Would you repeat the lines from the one with "Give me the" through the final line, both included, and nothing else? No pictures belong in the copy.

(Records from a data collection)
=====

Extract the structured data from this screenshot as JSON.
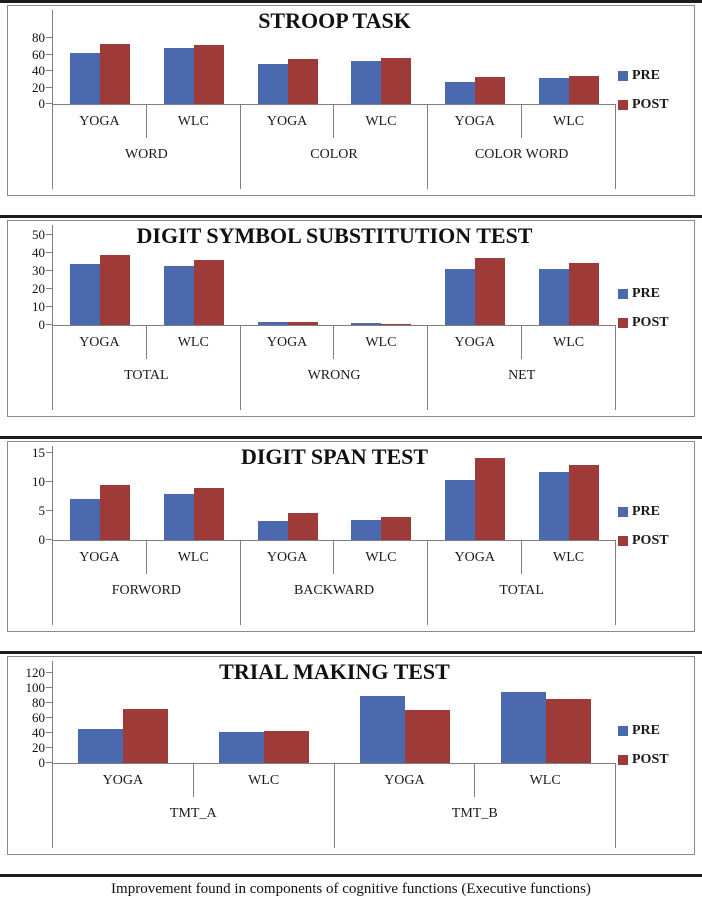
{
  "caption": "Improvement found in components of cognitive functions (Executive functions)",
  "colors": {
    "pre": "#4a69ae",
    "post": "#9e3a38",
    "axis": "#7f7f7f"
  },
  "chart_data": [
    {
      "type": "bar",
      "title": "STROOP TASK",
      "ylim": [
        0,
        80
      ],
      "yticks": [
        0,
        20,
        40,
        60,
        80
      ],
      "grid": false,
      "legend_position": "right",
      "groups": [
        "WORD",
        "COLOR",
        "COLOR WORD"
      ],
      "categories": [
        "YOGA",
        "WLC",
        "YOGA",
        "WLC",
        "YOGA",
        "WLC"
      ],
      "series": [
        {
          "name": "PRE",
          "values": [
            62,
            68,
            48,
            52,
            27,
            32
          ]
        },
        {
          "name": "POST",
          "values": [
            73,
            71,
            54,
            56,
            33,
            34
          ]
        }
      ]
    },
    {
      "type": "bar",
      "title": "DIGIT SYMBOL SUBSTITUTION TEST",
      "ylim": [
        0,
        50
      ],
      "yticks": [
        0,
        10,
        20,
        30,
        40,
        50
      ],
      "grid": false,
      "legend_position": "right",
      "groups": [
        "TOTAL",
        "WRONG",
        "NET"
      ],
      "categories": [
        "YOGA",
        "WLC",
        "YOGA",
        "WLC",
        "YOGA",
        "WLC"
      ],
      "series": [
        {
          "name": "PRE",
          "values": [
            34,
            33,
            1.5,
            1.2,
            31,
            31
          ]
        },
        {
          "name": "POST",
          "values": [
            39,
            36,
            1.5,
            0.8,
            37,
            34.5
          ]
        }
      ]
    },
    {
      "type": "bar",
      "title": "DIGIT SPAN TEST",
      "ylim": [
        0,
        15
      ],
      "yticks": [
        0,
        5,
        10,
        15
      ],
      "grid": false,
      "legend_position": "right",
      "groups": [
        "FORWORD",
        "BACKWARD",
        "TOTAL"
      ],
      "categories": [
        "YOGA",
        "WLC",
        "YOGA",
        "WLC",
        "YOGA",
        "WLC"
      ],
      "series": [
        {
          "name": "PRE",
          "values": [
            7,
            8,
            3.3,
            3.5,
            10.3,
            11.7
          ]
        },
        {
          "name": "POST",
          "values": [
            9.4,
            8.9,
            4.7,
            4,
            14.2,
            13
          ]
        }
      ]
    },
    {
      "type": "bar",
      "title": "TRIAL MAKING TEST",
      "ylim": [
        0,
        120
      ],
      "yticks": [
        0,
        20,
        40,
        60,
        80,
        100,
        120
      ],
      "grid": false,
      "legend_position": "right",
      "groups": [
        "TMT_A",
        "TMT_B"
      ],
      "categories": [
        "YOGA",
        "WLC",
        "YOGA",
        "WLC"
      ],
      "series": [
        {
          "name": "PRE",
          "values": [
            45,
            41,
            89,
            95
          ]
        },
        {
          "name": "POST",
          "values": [
            72,
            43,
            71,
            85
          ]
        }
      ]
    }
  ]
}
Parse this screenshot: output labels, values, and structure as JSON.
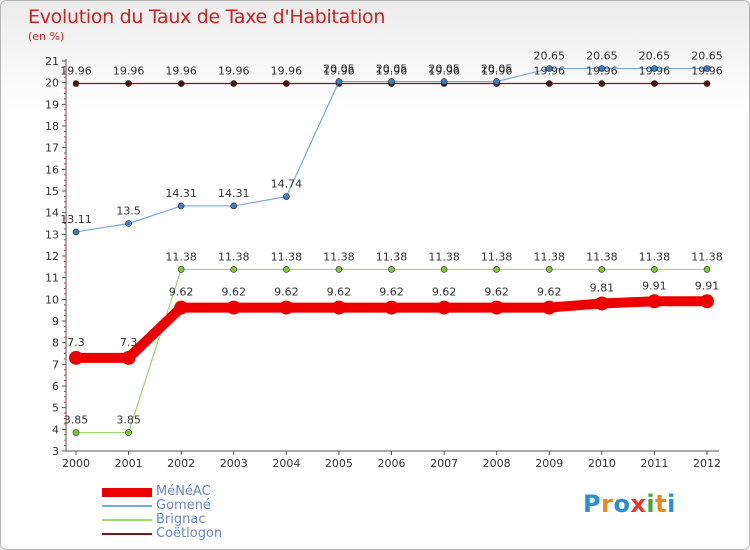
{
  "header": {
    "title": "Evolution du Taux de Taxe d'Habitation",
    "subtitle": "(en %)"
  },
  "logo": {
    "text": "Proxiti",
    "colors": [
      "#2a8fd0",
      "#e88a1a",
      "#2a8fd0",
      "#e63a2a",
      "#4aa83a",
      "#e88a1a",
      "#2a8fd0"
    ]
  },
  "chart_data": {
    "type": "line",
    "title": "Evolution du Taux de Taxe d'Habitation",
    "subtitle": "(en %)",
    "xlabel": "",
    "ylabel": "",
    "x": [
      "2000",
      "2001",
      "2002",
      "2003",
      "2004",
      "2005",
      "2006",
      "2007",
      "2008",
      "2009",
      "2010",
      "2011",
      "2012"
    ],
    "ylim": [
      3,
      21
    ],
    "yticks": [
      3,
      4,
      5,
      6,
      7,
      8,
      9,
      10,
      11,
      12,
      13,
      14,
      15,
      16,
      17,
      18,
      19,
      20,
      21
    ],
    "grid": false,
    "legend_position": "bottom-left",
    "series": [
      {
        "name": "MéNéAC",
        "color": "#ee0000",
        "width": 10,
        "values": [
          7.3,
          7.3,
          9.62,
          9.62,
          9.62,
          9.62,
          9.62,
          9.62,
          9.62,
          9.62,
          9.81,
          9.91,
          9.91
        ],
        "labels": [
          "7.3",
          "7.3",
          "9.62",
          "9.62",
          "9.62",
          "9.62",
          "9.62",
          "9.62",
          "9.62",
          "9.62",
          "9.81",
          "9.91",
          "9.91"
        ]
      },
      {
        "name": "Gomené",
        "color": "#7aaad8",
        "marker": "#3a7fc8",
        "width": 1.2,
        "values": [
          13.11,
          13.5,
          14.31,
          14.31,
          14.74,
          20.05,
          20.05,
          20.05,
          20.05,
          20.65,
          20.65,
          20.65,
          20.65
        ],
        "labels": [
          "13.11",
          "13.5",
          "14.31",
          "14.31",
          "14.74",
          "20.05",
          "20.05",
          "20.05",
          "20.05",
          "20.65",
          "20.65",
          "20.65",
          "20.65"
        ]
      },
      {
        "name": "Brignac",
        "color": "#99dd66",
        "marker": "#77cc33",
        "width": 1.2,
        "values": [
          3.85,
          3.85,
          11.38,
          11.38,
          11.38,
          11.38,
          11.38,
          11.38,
          11.38,
          11.38,
          11.38,
          11.38,
          11.38
        ],
        "labels": [
          "3.85",
          "3.85",
          "11.38",
          "11.38",
          "11.38",
          "11.38",
          "11.38",
          "11.38",
          "11.38",
          "11.38",
          "11.38",
          "11.38",
          "11.38"
        ]
      },
      {
        "name": "Coëtlogon",
        "color": "#771a1a",
        "marker": "#5a1010",
        "width": 1.2,
        "values": [
          19.96,
          19.96,
          19.96,
          19.96,
          19.96,
          19.96,
          19.96,
          19.96,
          19.96,
          19.96,
          19.96,
          19.96,
          19.96
        ],
        "labels": [
          "19.96",
          "19.96",
          "19.96",
          "19.96",
          "19.96",
          "19.96",
          "19.96",
          "19.96",
          "19.96",
          "19.96",
          "19.96",
          "19.96",
          "19.96"
        ]
      }
    ]
  }
}
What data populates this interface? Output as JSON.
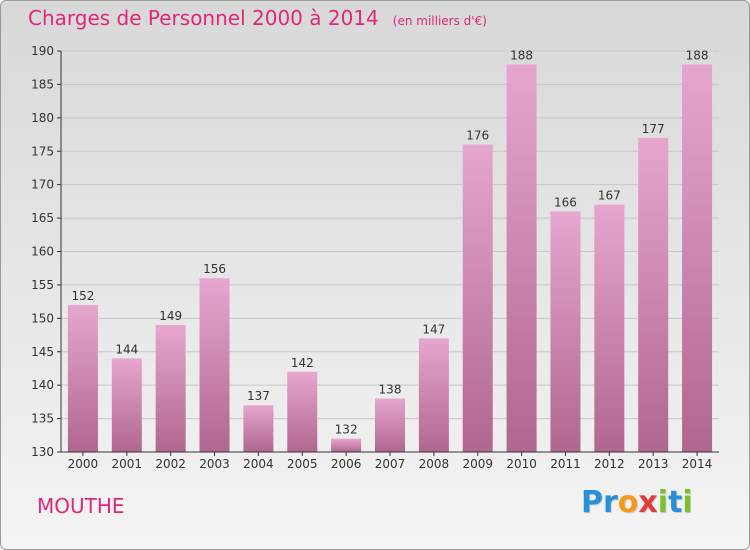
{
  "header": {
    "title": "Charges de Personnel 2000 à 2014",
    "subtitle": "(en milliers d'€)"
  },
  "place": "MOUTHE",
  "brand": {
    "name": "Proxiti",
    "letters": [
      {
        "ch": "P",
        "color": "#2a8fd6"
      },
      {
        "ch": "r",
        "color": "#2a8fd6"
      },
      {
        "ch": "o",
        "color": "#f39a1e"
      },
      {
        "ch": "x",
        "color": "#e23a3a"
      },
      {
        "ch": "i",
        "color": "#7bbf2a"
      },
      {
        "ch": "t",
        "color": "#2a8fd6"
      },
      {
        "ch": "i",
        "color": "#7bbf2a"
      }
    ]
  },
  "colors": {
    "title": "#e0287a",
    "bar_top": "#e6a6cf",
    "bar_bottom": "#b0678f",
    "grid": "#c8c8c8",
    "axis": "#333333"
  },
  "chart_data": {
    "type": "bar",
    "title": "Charges de Personnel 2000 à 2014",
    "subtitle": "(en milliers d'€)",
    "categories": [
      "2000",
      "2001",
      "2002",
      "2003",
      "2004",
      "2005",
      "2006",
      "2007",
      "2008",
      "2009",
      "2010",
      "2011",
      "2012",
      "2013",
      "2014"
    ],
    "values": [
      152,
      144,
      149,
      156,
      137,
      142,
      132,
      138,
      147,
      176,
      188,
      166,
      167,
      177,
      188
    ],
    "ylim": [
      130,
      190
    ],
    "yticks": [
      130,
      135,
      140,
      145,
      150,
      155,
      160,
      165,
      170,
      175,
      180,
      185,
      190
    ],
    "grid": true,
    "data_labels": true
  }
}
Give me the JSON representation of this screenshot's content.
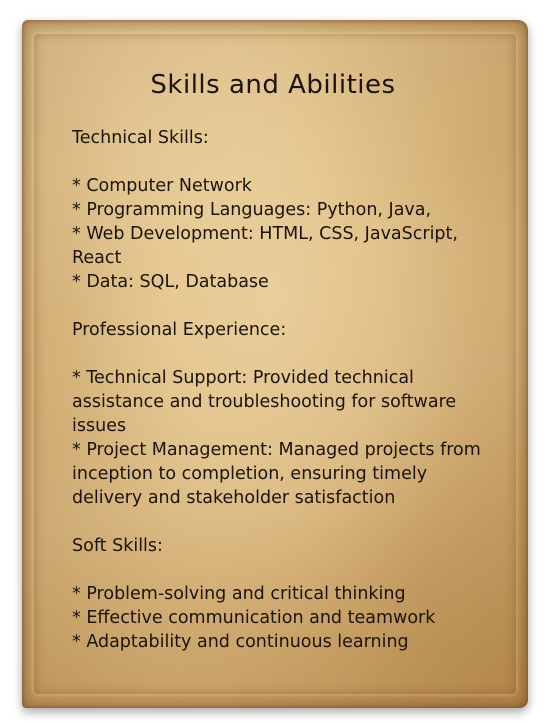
{
  "title": "Skills and Abilities",
  "sections": {
    "technical": {
      "heading": "Technical Skills:",
      "items": [
        "* Computer Network",
        "* Programming Languages: Python, Java,",
        "* Web Development: HTML, CSS, JavaScript, React",
        "* Data: SQL, Database"
      ]
    },
    "experience": {
      "heading": "Professional Experience:",
      "items": [
        "* Technical Support: Provided technical assistance and troubleshooting for software issues",
        "* Project Management: Managed projects from inception to completion, ensuring timely delivery and stakeholder satisfaction"
      ]
    },
    "soft": {
      "heading": "Soft Skills:",
      "items": [
        "* Problem-solving and critical thinking",
        "* Effective communication and teamwork",
        "* Adaptability and continuous learning"
      ]
    }
  }
}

=====

## WRITTEN ANSWER
Give me the JSON representation of this screenshot's content.
{
  "title": "Skills and Abilities",
  "sections": {
    "technical": {
      "heading": "Technical Skills:",
      "items": [
        "* Computer Network",
        "* Programming Languages: Python, Java,",
        "* Web Development: HTML, CSS, JavaScript, React",
        "* Data: SQL, Database"
      ]
    },
    "experience": {
      "heading": "Professional Experience:",
      "items": [
        "* Technical Support: Provided technical assistance and troubleshooting for software issues",
        "* Project Management: Managed projects from inception to completion, ensuring timely delivery and stakeholder satisfaction"
      ]
    },
    "soft": {
      "heading": "Soft Skills:",
      "items": [
        "* Problem-solving and critical thinking",
        "* Effective communication and teamwork",
        "* Adaptability and continuous learning"
      ]
    }
  }
}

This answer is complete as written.